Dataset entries
>>>>>

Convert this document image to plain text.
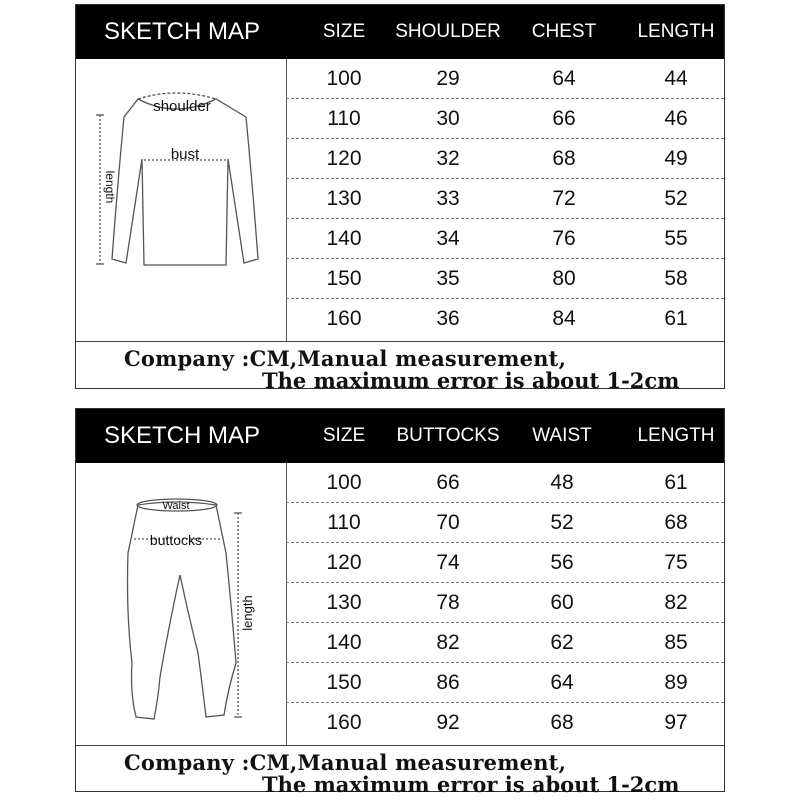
SKETCH MAP	SIZE SHOULDER CHEST LENGTH
shoulder
bust
length
100	29	64	44
110	30	66	46
120	32	68	49
130	33	72	52
140	34	76	55
150	35	80	58
160	36	84	61
Company :CM,Manual measurement,
The maximum error is about 1-2cm
SKETCH MAP	SIZE BUTTOCKS WAIST LENGTH
Waist
buttocks
length
100	66	48	61
110	70	52	68
120	74	56	75
130	78	60	82
140	82	62	85
150	86	64	89
160	92	68	97
Company :CM,Manual measurement,
The maximum error is about 1-2cm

<<<<<

Written request ::
Return all of the data exactly as written, and drop the pictures.

Result below ::
Convert this document image to plain text.
SKETCH MAP	SIZE SHOULDER CHEST LENGTH
shoulder
bust
length
100	29	64	44
110	30	66	46
120	32	68	49
130	33	72	52
140	34	76	55
150	35	80	58
160	36	84	61
Company :CM,Manual measurement,
The maximum error is about 1-2cm
SKETCH MAP	SIZE BUTTOCKS WAIST LENGTH
Waist
buttocks
length
100	66	48	61
110	70	52	68
120	74	56	75
130	78	60	82
140	82	62	85
150	86	64	89
160	92	68	97
Company :CM,Manual measurement,
The maximum error is about 1-2cm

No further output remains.